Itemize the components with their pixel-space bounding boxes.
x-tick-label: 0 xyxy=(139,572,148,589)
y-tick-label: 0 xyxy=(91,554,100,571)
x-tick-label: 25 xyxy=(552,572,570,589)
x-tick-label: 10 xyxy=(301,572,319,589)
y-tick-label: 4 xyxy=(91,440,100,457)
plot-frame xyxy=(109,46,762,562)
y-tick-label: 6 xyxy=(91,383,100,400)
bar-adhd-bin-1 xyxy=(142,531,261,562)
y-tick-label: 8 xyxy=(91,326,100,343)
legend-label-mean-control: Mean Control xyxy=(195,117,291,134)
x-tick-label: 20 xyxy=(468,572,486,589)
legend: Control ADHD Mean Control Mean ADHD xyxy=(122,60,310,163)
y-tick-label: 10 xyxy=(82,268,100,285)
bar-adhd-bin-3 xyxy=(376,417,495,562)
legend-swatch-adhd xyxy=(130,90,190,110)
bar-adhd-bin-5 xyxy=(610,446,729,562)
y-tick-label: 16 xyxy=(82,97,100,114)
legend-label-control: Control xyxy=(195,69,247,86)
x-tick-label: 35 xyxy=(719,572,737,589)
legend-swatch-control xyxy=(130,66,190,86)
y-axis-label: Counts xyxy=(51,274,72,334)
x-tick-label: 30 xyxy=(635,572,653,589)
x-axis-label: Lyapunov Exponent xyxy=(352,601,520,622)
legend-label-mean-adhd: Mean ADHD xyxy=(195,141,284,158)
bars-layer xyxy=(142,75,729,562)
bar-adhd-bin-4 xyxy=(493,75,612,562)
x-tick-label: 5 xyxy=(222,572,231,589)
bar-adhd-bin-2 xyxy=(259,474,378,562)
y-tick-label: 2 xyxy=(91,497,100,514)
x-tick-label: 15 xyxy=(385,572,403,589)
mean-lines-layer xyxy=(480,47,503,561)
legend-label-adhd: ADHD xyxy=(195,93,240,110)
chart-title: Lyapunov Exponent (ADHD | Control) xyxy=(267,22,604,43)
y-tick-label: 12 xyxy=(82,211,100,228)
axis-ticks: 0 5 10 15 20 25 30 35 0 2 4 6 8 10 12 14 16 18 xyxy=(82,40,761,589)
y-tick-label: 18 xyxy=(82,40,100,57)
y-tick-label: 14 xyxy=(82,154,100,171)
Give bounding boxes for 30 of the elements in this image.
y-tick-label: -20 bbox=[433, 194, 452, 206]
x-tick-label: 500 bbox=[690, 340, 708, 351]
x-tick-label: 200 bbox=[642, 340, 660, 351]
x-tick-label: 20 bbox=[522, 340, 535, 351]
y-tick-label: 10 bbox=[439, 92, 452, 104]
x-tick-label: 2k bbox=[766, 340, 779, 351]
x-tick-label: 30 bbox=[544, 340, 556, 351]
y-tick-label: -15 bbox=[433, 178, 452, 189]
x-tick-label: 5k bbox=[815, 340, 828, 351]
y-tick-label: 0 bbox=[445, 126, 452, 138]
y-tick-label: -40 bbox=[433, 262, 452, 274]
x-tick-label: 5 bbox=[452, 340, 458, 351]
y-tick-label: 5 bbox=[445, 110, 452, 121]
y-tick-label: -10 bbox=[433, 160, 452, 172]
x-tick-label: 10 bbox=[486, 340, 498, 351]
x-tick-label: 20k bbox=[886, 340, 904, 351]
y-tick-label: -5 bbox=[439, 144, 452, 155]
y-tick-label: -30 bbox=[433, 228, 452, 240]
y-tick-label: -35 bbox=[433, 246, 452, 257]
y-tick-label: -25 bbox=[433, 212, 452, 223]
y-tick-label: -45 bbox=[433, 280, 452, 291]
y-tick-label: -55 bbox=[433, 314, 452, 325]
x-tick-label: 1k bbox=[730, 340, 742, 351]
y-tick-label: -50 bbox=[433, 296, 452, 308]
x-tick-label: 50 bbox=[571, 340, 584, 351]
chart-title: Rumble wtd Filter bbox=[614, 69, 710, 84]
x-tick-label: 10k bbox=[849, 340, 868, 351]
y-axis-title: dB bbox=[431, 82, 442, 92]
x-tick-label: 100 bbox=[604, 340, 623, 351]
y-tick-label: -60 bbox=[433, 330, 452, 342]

* **What you are asked to do**
Reproduce verbatim every line from the start of the records through the line containing "bar-adhd-bin-3 xyxy=(376,417,495,562)", inclusive.

* **Full solution**
Itemize the components with their pixel-space bounding boxes.
x-tick-label: 0 xyxy=(139,572,148,589)
y-tick-label: 0 xyxy=(91,554,100,571)
x-tick-label: 25 xyxy=(552,572,570,589)
x-tick-label: 10 xyxy=(301,572,319,589)
y-tick-label: 4 xyxy=(91,440,100,457)
plot-frame xyxy=(109,46,762,562)
y-tick-label: 6 xyxy=(91,383,100,400)
bar-adhd-bin-1 xyxy=(142,531,261,562)
y-tick-label: 8 xyxy=(91,326,100,343)
legend-label-mean-control: Mean Control xyxy=(195,117,291,134)
x-tick-label: 20 xyxy=(468,572,486,589)
legend: Control ADHD Mean Control Mean ADHD xyxy=(122,60,310,163)
y-tick-label: 10 xyxy=(82,268,100,285)
bar-adhd-bin-3 xyxy=(376,417,495,562)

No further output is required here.